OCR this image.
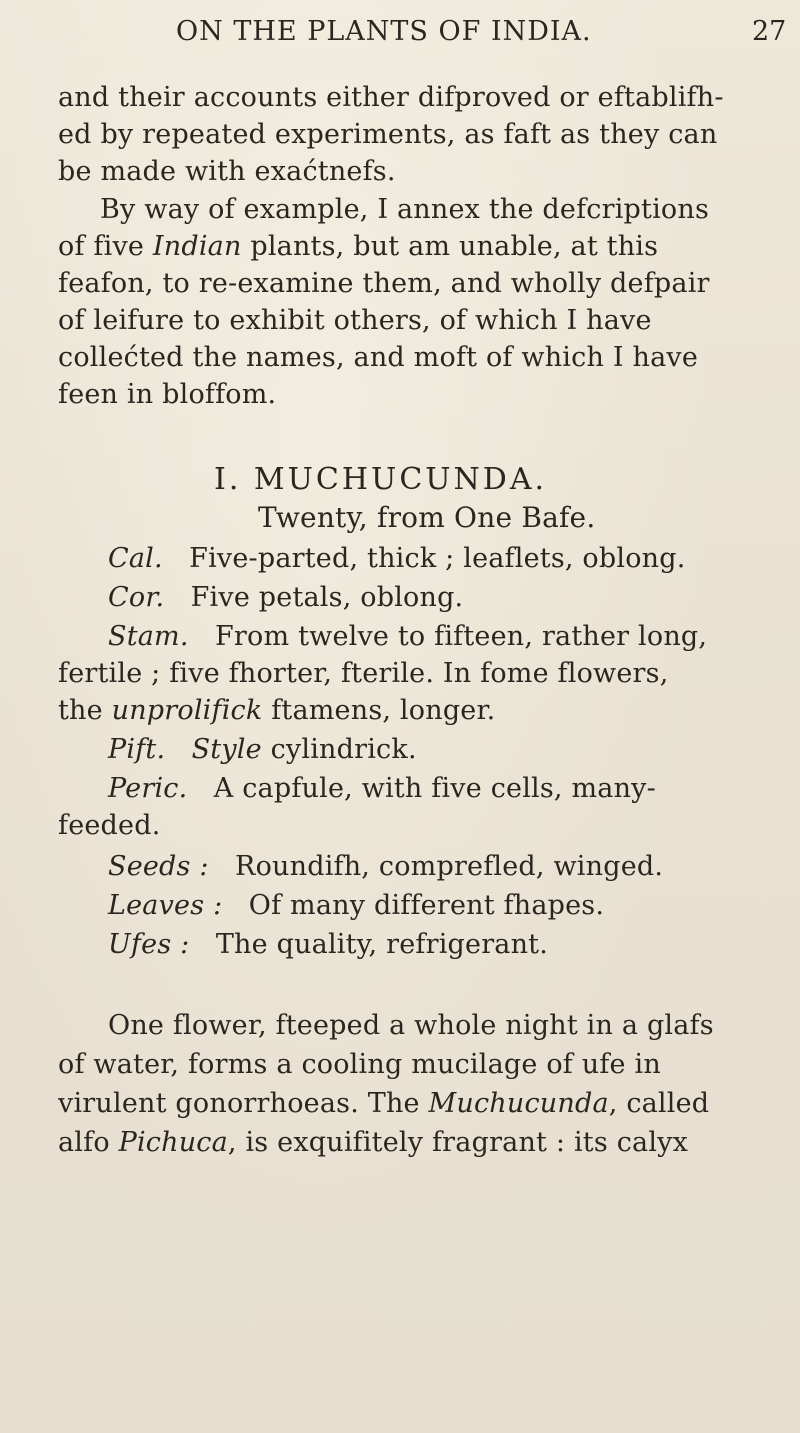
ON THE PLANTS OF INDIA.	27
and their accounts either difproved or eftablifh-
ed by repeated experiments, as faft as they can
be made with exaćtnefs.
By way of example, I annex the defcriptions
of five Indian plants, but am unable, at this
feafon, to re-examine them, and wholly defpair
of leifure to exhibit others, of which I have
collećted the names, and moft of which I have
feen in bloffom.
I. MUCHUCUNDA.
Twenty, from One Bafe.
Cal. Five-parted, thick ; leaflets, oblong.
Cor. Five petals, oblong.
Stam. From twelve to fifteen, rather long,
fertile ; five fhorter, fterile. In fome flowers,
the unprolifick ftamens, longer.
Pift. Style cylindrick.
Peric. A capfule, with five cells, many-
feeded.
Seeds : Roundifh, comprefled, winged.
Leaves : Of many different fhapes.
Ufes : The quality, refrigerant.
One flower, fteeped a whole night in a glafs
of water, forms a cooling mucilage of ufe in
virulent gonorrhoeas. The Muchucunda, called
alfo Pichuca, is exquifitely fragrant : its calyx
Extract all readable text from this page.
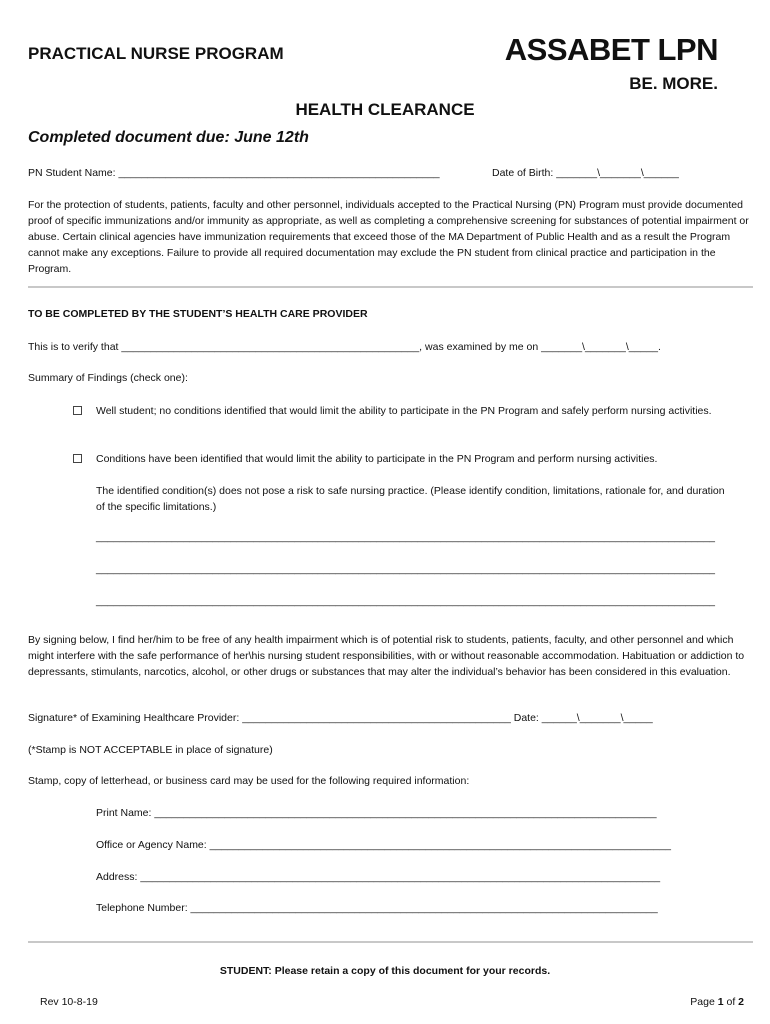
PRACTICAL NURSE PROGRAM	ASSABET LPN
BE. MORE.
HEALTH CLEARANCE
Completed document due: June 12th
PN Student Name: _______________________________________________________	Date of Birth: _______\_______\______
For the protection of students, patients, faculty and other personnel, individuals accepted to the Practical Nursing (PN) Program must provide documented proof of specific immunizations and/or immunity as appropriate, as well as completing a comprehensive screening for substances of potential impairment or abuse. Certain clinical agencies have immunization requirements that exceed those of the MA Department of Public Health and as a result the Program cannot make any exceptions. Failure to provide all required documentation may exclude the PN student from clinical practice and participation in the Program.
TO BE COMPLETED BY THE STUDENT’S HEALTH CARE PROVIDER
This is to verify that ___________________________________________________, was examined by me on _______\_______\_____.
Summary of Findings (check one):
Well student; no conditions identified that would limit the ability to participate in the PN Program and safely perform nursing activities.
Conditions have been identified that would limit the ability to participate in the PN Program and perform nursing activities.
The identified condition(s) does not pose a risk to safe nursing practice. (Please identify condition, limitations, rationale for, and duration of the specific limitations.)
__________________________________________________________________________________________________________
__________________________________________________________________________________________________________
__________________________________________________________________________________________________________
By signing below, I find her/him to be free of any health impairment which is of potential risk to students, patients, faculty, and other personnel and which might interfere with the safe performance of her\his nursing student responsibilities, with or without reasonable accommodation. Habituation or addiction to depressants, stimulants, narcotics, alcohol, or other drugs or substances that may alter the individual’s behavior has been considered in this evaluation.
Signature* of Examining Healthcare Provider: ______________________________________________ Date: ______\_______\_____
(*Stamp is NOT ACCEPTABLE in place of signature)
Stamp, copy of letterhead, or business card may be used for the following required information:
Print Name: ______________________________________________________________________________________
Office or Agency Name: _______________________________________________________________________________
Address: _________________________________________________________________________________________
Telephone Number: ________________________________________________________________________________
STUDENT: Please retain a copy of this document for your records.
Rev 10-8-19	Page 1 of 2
......
▸ **Exercise**: Reproduce the records above exactly, excluding every picture.

▸ **Solution to the exercise**:
OCR this image.
ON THE PLANTS OF INDIA.	27
and their accounts either difproved or eftablifh-
ed by repeated experiments, as faft as they can
be made with exaćtnefs.
By way of example, I annex the defcriptions
of five Indian plants, but am unable, at this
feafon, to re-examine them, and wholly defpair
of leifure to exhibit others, of which I have
collećted the names, and moft of which I have
feen in bloffom.
I. MUCHUCUNDA.
Twenty, from One Bafe.
Cal. Five-parted, thick ; leaflets, oblong.
Cor. Five petals, oblong.
Stam. From twelve to fifteen, rather long,
fertile ; five fhorter, fterile. In fome flowers,
the unprolifick ftamens, longer.
Pift. Style cylindrick.
Peric. A capfule, with five cells, many-
feeded.
Seeds : Roundifh, comprefled, winged.
Leaves : Of many different fhapes.
Ufes : The quality, refrigerant.
One flower, fteeped a whole night in a glafs
of water, forms a cooling mucilage of ufe in
virulent gonorrhoeas. The Muchucunda, called
alfo Pichuca, is exquifitely fragrant : its calyx
Extract all readable text from this page.
PRACTICAL NURSE PROGRAM	ASSABET LPN
BE. MORE.
HEALTH CLEARANCE
Completed document due: June 12th
PN Student Name: _______________________________________________________	Date of Birth: _______\_______\______
For the protection of students, patients, faculty and other personnel, individuals accepted to the Practical Nursing (PN) Program must provide documented proof of specific immunizations and/or immunity as appropriate, as well as completing a comprehensive screening for substances of potential impairment or abuse. Certain clinical agencies have immunization requirements that exceed those of the MA Department of Public Health and as a result the Program cannot make any exceptions. Failure to provide all required documentation may exclude the PN student from clinical practice and participation in the Program.
TO BE COMPLETED BY THE STUDENT’S HEALTH CARE PROVIDER
This is to verify that ___________________________________________________, was examined by me on _______\_______\_____.
Summary of Findings (check one):
Well student; no conditions identified that would limit the ability to participate in the PN Program and safely perform nursing activities.
Conditions have been identified that would limit the ability to participate in the PN Program and perform nursing activities.
The identified condition(s) does not pose a risk to safe nursing practice. (Please identify condition, limitations, rationale for, and duration of the specific limitations.)
__________________________________________________________________________________________________________
__________________________________________________________________________________________________________
__________________________________________________________________________________________________________
By signing below, I find her/him to be free of any health impairment which is of potential risk to students, patients, faculty, and other personnel and which might interfere with the safe performance of her\his nursing student responsibilities, with or without reasonable accommodation. Habituation or addiction to depressants, stimulants, narcotics, alcohol, or other drugs or substances that may alter the individual’s behavior has been considered in this evaluation.
Signature* of Examining Healthcare Provider: ______________________________________________ Date: ______\_______\_____
(*Stamp is NOT ACCEPTABLE in place of signature)
Stamp, copy of letterhead, or business card may be used for the following required information:
Print Name: ______________________________________________________________________________________
Office or Agency Name: _______________________________________________________________________________
Address: _________________________________________________________________________________________
Telephone Number: ________________________________________________________________________________
STUDENT: Please retain a copy of this document for your records.
Rev 10-8-19	Page 1 of 2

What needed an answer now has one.